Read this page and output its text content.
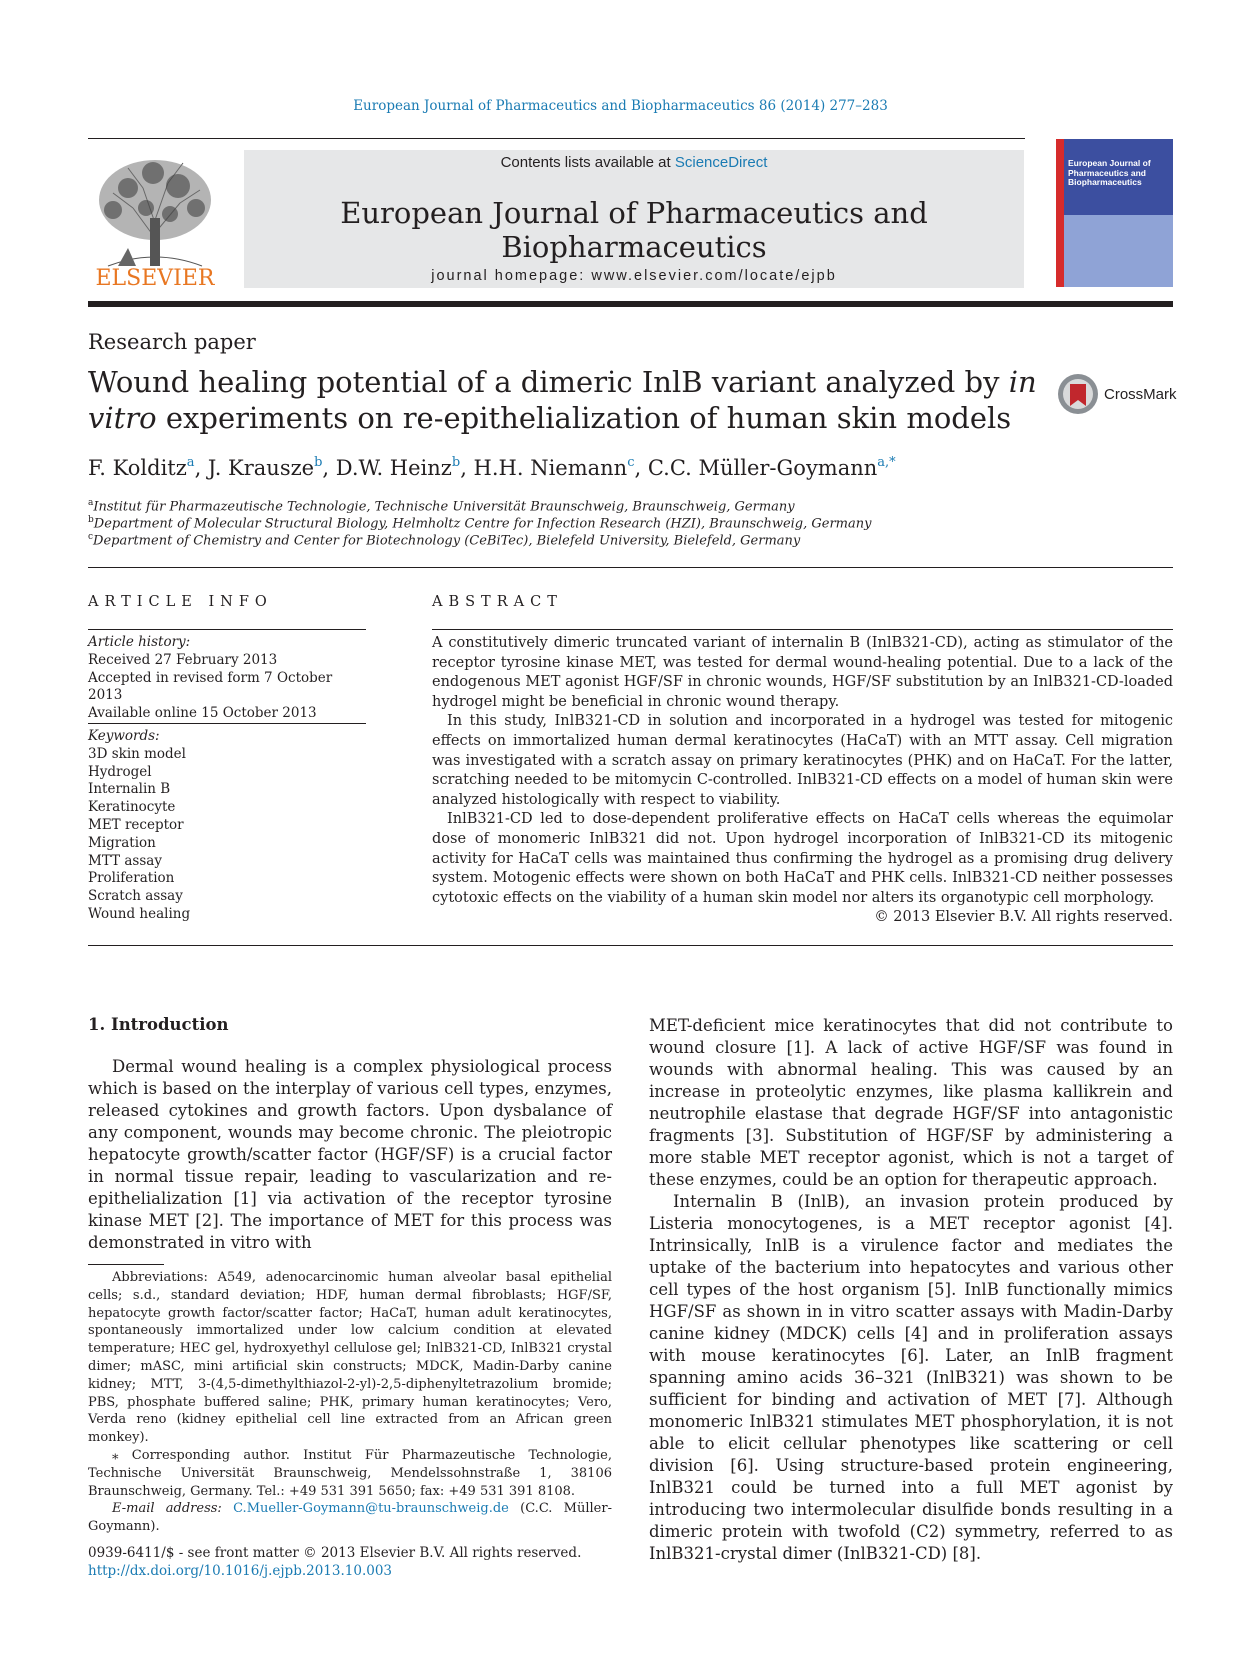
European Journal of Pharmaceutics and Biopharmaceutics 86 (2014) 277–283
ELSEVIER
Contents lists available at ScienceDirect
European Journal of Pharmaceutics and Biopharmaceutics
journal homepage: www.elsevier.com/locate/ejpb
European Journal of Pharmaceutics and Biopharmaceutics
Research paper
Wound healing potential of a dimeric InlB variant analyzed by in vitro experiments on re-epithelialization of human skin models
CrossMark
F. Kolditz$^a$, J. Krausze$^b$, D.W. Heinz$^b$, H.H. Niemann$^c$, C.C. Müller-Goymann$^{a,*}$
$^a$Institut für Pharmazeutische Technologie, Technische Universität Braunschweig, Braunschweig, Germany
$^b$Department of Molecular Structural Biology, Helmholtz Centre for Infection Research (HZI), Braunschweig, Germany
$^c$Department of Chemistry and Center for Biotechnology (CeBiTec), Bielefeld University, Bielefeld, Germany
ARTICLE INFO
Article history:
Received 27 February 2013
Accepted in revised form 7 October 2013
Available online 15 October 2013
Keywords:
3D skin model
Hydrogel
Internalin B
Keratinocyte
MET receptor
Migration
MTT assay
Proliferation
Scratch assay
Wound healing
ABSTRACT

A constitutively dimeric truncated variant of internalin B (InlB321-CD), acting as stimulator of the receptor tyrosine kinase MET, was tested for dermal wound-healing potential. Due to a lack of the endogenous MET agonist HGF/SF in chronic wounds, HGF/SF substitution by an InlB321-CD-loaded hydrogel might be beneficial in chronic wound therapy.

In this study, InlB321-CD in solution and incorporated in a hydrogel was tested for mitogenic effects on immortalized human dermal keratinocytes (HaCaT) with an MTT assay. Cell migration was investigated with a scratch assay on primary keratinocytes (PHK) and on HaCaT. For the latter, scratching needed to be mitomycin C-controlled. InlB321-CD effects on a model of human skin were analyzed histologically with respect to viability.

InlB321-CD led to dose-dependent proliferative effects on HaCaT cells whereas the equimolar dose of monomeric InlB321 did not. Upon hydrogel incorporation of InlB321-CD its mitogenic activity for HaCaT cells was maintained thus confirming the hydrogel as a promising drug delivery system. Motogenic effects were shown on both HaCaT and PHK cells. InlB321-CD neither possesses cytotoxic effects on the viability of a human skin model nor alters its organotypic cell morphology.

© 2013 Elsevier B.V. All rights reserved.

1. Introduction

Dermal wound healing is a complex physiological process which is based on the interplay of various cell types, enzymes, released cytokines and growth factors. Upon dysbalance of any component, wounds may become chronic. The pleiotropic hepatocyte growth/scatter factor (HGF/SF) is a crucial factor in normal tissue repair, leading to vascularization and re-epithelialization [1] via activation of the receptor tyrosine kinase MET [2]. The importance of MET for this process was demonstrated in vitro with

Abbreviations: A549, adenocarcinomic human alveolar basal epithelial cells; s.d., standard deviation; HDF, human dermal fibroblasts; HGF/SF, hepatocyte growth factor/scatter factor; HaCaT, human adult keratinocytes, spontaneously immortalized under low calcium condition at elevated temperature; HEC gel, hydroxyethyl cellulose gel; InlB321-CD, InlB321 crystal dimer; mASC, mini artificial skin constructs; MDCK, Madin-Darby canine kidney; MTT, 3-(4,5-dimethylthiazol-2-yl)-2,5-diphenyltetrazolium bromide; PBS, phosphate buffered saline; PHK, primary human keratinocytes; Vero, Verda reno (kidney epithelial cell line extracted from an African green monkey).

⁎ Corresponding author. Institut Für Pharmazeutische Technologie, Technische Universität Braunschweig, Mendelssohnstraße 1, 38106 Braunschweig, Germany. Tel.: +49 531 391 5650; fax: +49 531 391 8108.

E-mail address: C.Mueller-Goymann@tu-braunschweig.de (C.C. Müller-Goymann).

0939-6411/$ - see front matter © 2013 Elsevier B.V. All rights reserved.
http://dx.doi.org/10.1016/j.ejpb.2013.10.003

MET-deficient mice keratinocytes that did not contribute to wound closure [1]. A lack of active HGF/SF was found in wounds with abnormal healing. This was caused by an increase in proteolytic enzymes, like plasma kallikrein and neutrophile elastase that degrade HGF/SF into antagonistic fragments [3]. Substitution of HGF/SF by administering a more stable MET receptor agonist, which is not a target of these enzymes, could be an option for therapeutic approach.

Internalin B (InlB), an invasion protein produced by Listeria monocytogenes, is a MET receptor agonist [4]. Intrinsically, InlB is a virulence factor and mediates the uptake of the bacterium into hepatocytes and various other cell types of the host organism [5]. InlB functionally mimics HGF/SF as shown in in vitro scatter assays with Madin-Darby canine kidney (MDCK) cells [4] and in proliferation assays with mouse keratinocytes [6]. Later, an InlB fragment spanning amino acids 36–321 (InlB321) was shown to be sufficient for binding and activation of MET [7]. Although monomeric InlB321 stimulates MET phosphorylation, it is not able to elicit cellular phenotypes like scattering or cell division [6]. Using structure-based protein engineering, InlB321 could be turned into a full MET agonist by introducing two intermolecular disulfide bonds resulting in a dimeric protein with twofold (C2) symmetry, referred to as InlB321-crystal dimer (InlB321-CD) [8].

==

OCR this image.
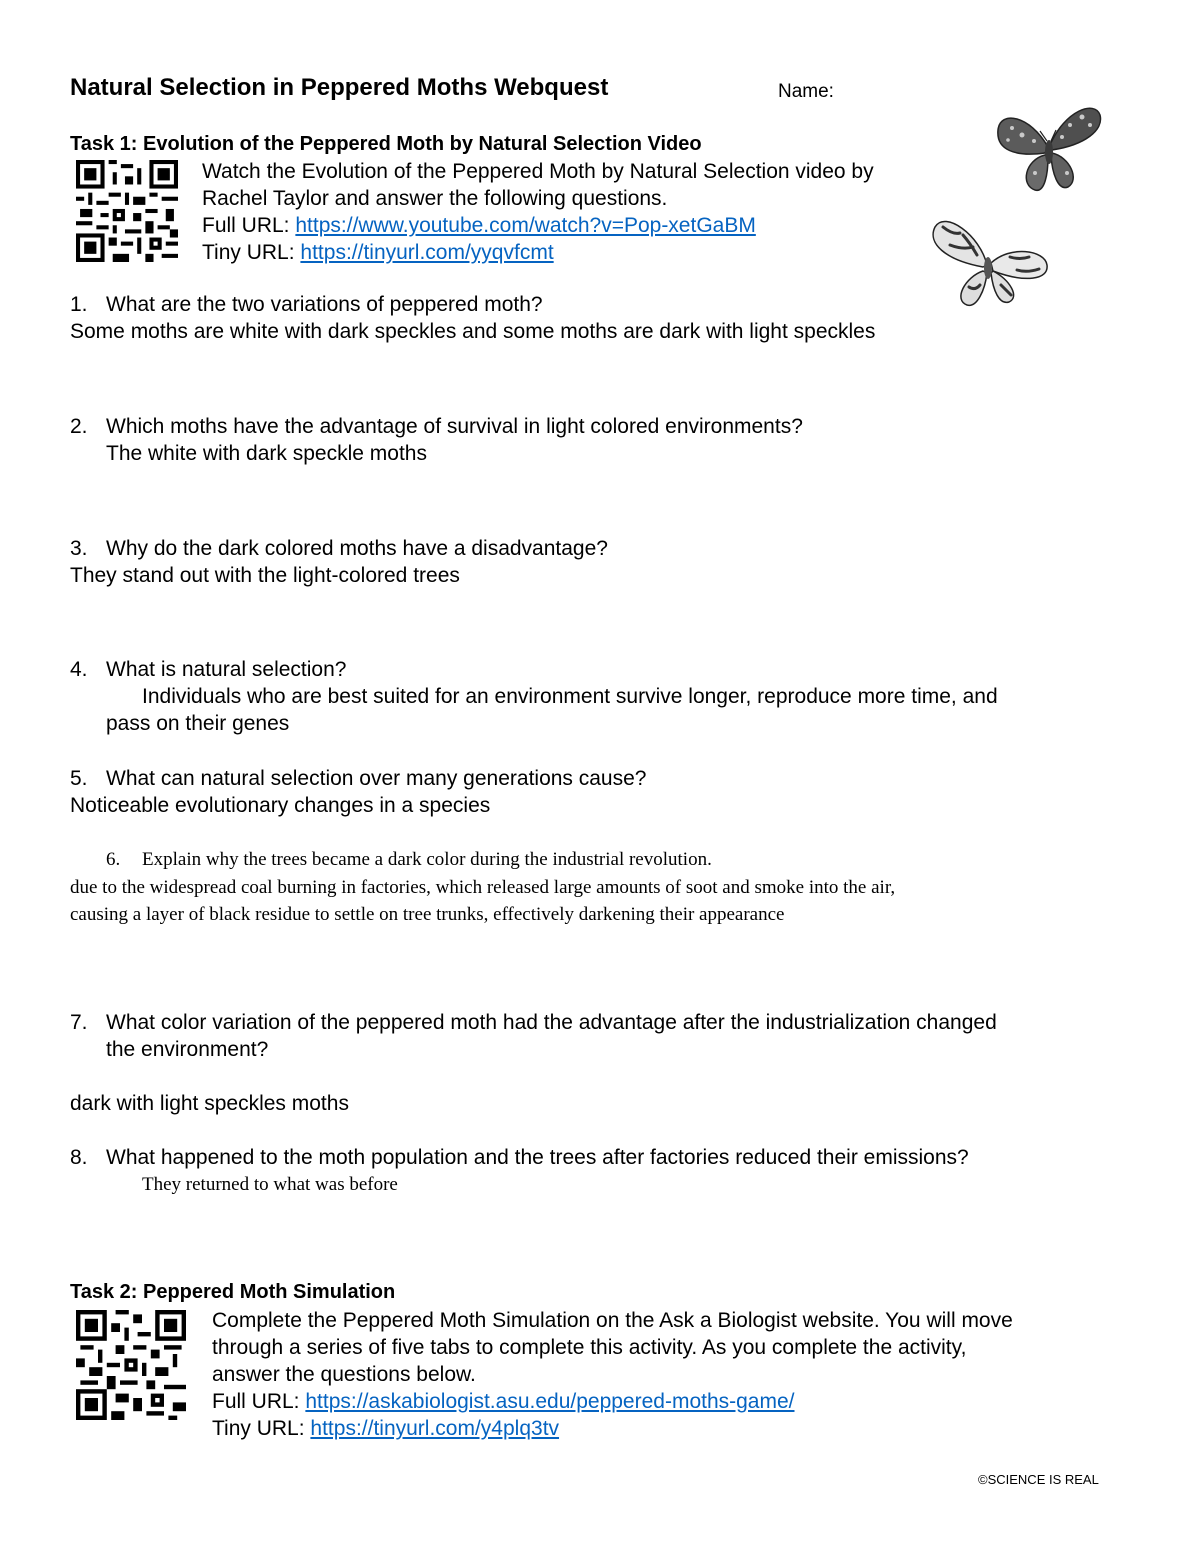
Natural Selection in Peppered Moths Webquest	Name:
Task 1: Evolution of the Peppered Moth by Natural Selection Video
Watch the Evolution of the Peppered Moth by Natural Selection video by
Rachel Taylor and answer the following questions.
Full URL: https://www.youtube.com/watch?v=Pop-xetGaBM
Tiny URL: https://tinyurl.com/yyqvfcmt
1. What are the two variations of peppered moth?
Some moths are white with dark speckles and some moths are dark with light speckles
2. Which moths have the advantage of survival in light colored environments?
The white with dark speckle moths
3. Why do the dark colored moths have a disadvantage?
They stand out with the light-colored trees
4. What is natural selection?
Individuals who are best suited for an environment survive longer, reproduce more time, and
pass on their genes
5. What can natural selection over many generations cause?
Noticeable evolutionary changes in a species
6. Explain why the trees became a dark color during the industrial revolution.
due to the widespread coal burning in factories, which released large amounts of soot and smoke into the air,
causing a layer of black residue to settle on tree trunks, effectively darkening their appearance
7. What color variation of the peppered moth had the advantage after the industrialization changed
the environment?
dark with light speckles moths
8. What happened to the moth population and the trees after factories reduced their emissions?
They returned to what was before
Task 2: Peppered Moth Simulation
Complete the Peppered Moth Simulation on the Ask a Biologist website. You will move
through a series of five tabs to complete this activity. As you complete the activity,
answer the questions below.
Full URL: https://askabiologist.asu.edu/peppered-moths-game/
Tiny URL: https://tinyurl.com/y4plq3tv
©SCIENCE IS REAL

TASK DIRECTIONS: In the listing above, find the lines holding the word "after" and copy them.

SOLUTION TO THIS PROBLEM:
7. What color variation of the peppered moth had the advantage after the industrialization changed
8. What happened to the moth population and the trees after factories reduced their emissions?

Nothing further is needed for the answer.